Problem to work on: Below are some records. Pull every line that contains the word "jest".
Begin Material shown
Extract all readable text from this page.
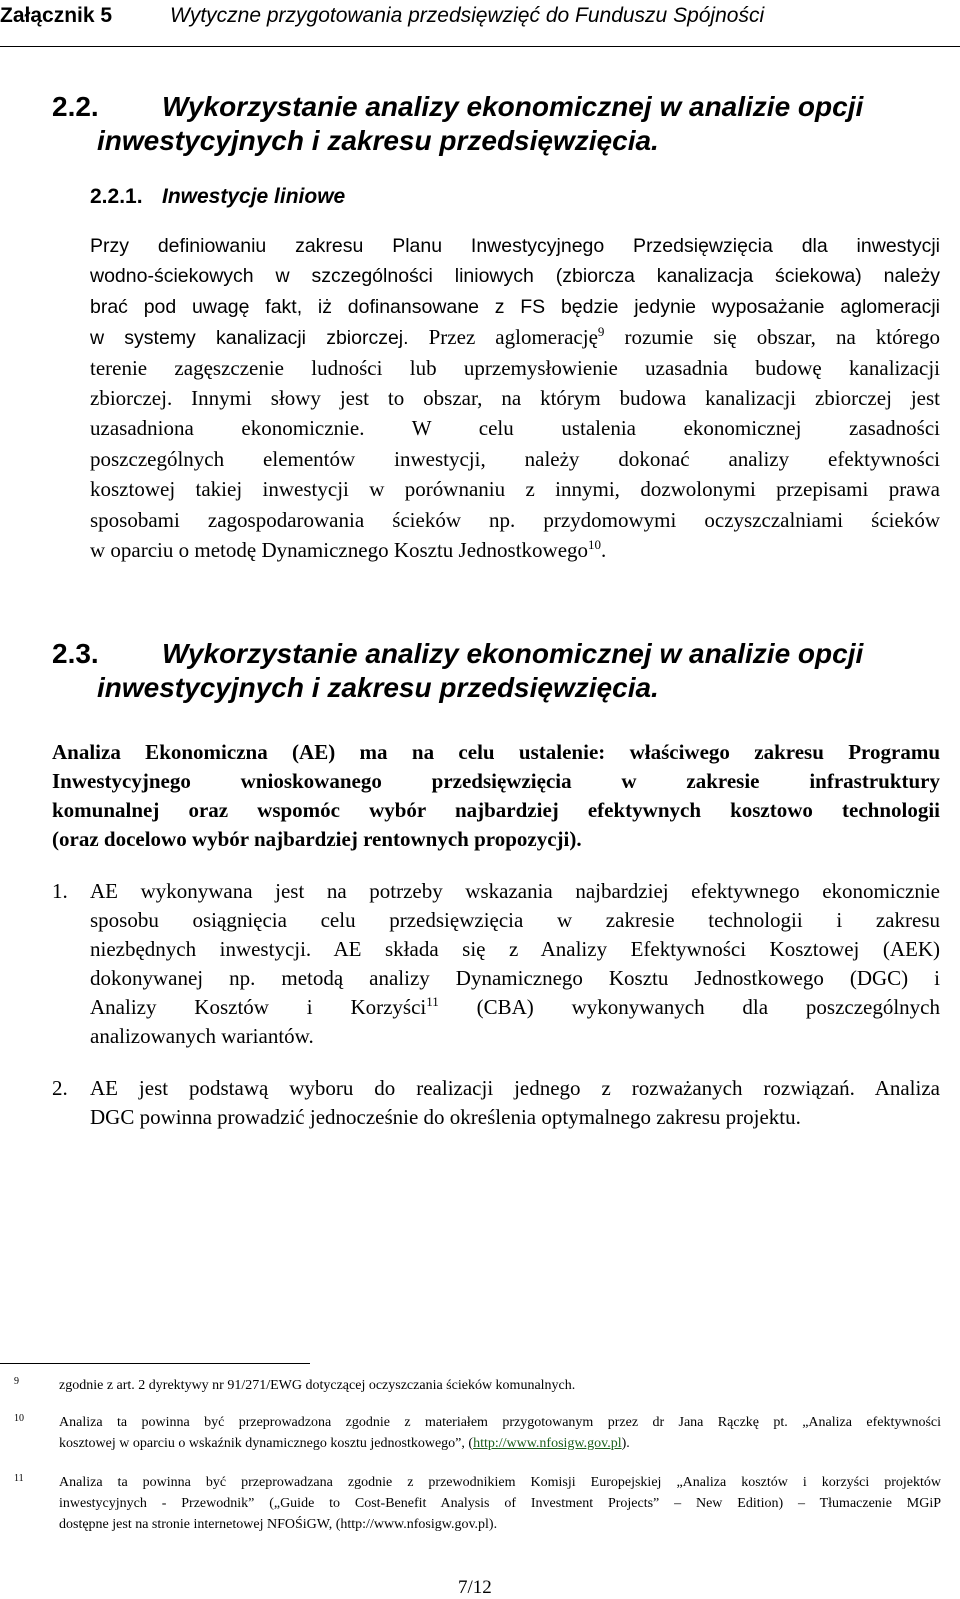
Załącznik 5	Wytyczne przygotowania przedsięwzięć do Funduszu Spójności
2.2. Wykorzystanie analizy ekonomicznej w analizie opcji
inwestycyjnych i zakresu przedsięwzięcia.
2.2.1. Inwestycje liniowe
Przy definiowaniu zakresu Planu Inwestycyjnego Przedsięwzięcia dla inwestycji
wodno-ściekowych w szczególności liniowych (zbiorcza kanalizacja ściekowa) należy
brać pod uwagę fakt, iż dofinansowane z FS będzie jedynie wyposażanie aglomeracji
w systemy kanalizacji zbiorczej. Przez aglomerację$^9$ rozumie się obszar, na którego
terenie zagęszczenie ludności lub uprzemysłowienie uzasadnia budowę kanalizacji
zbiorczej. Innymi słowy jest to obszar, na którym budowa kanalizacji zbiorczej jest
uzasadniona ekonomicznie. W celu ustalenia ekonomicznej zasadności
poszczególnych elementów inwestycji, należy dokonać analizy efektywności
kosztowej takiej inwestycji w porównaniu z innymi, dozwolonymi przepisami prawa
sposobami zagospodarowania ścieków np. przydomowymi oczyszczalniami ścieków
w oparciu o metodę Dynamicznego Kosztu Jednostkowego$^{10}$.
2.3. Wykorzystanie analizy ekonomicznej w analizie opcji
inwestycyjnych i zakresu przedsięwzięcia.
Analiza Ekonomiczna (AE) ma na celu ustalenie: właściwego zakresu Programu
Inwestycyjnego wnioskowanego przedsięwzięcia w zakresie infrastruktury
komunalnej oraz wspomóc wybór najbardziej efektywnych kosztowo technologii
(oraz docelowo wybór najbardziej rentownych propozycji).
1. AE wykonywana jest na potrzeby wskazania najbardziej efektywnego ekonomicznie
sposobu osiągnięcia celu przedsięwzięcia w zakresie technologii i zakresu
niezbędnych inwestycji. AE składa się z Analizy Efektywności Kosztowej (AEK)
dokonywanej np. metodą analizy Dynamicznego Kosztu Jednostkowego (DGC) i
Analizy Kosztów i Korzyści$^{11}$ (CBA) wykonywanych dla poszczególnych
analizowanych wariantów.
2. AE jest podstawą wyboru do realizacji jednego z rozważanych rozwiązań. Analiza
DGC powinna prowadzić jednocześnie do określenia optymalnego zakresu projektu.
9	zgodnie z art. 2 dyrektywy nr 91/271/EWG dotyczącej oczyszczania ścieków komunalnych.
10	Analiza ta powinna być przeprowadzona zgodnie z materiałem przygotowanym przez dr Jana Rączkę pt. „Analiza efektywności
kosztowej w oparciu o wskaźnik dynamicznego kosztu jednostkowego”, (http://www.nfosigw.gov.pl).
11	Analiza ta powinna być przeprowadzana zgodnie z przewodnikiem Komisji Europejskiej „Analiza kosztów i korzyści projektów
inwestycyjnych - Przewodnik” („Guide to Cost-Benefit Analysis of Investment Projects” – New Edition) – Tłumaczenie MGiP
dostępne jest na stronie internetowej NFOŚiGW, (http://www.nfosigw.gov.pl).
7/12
End Material shown
Begin Material shown
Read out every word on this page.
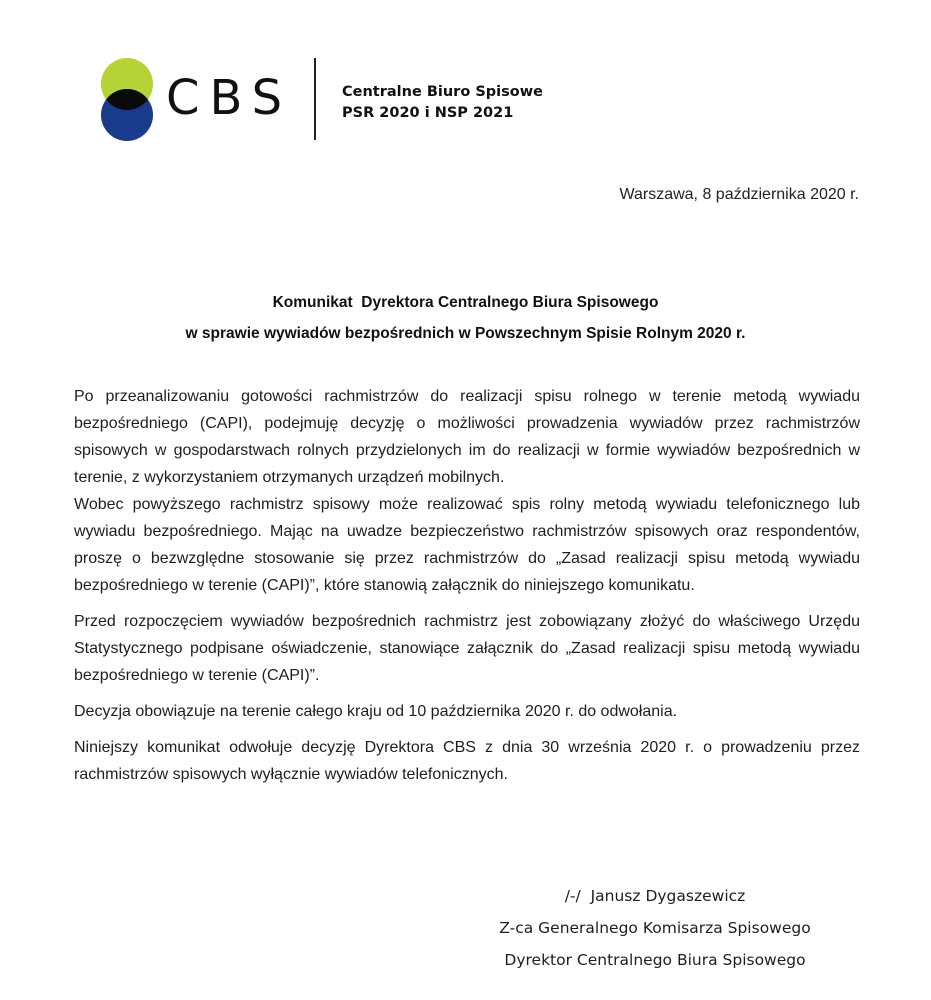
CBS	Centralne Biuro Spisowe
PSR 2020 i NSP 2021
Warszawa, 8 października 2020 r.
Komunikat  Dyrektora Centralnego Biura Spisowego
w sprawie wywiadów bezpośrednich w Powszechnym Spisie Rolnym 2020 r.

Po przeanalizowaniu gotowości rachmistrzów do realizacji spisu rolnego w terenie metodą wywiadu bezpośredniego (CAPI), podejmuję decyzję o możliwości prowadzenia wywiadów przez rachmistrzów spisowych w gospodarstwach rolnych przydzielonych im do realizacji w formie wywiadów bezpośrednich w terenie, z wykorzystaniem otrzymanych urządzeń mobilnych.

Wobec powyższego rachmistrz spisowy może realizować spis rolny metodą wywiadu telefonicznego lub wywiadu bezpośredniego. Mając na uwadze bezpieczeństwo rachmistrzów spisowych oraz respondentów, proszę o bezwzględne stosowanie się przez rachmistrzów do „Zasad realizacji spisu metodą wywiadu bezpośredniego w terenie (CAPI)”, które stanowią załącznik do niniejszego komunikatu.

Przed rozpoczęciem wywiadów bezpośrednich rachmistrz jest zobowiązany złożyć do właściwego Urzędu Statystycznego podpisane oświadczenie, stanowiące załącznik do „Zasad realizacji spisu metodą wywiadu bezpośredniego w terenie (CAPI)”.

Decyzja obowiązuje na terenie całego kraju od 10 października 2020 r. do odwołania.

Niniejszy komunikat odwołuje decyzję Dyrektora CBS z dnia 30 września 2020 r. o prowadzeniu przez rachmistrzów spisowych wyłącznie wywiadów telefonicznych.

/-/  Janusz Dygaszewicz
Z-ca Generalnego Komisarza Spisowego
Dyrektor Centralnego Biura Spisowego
End Material shown
Exercise response:
zbiorczej. Innymi słowy jest to obszar, na którym budowa kanalizacji zbiorczej jest
1. AE wykonywana jest na potrzeby wskazania najbardziej efektywnego ekonomicznie
2. AE jest podstawą wyboru do realizacji jednego z rozważanych rozwiązań. Analiza
dostępne jest na stronie internetowej NFOŚiGW, (http://www.nfosigw.gov.pl).
Przed rozpoczęciem wywiadów bezpośrednich rachmistrz jest zobowiązany złożyć do właściwego Urzędu Statystycznego podpisane oświadczenie, stanowiące załącznik do „Zasad realizacji spisu metodą wywiadu bezpośredniego w terenie (CAPI)”.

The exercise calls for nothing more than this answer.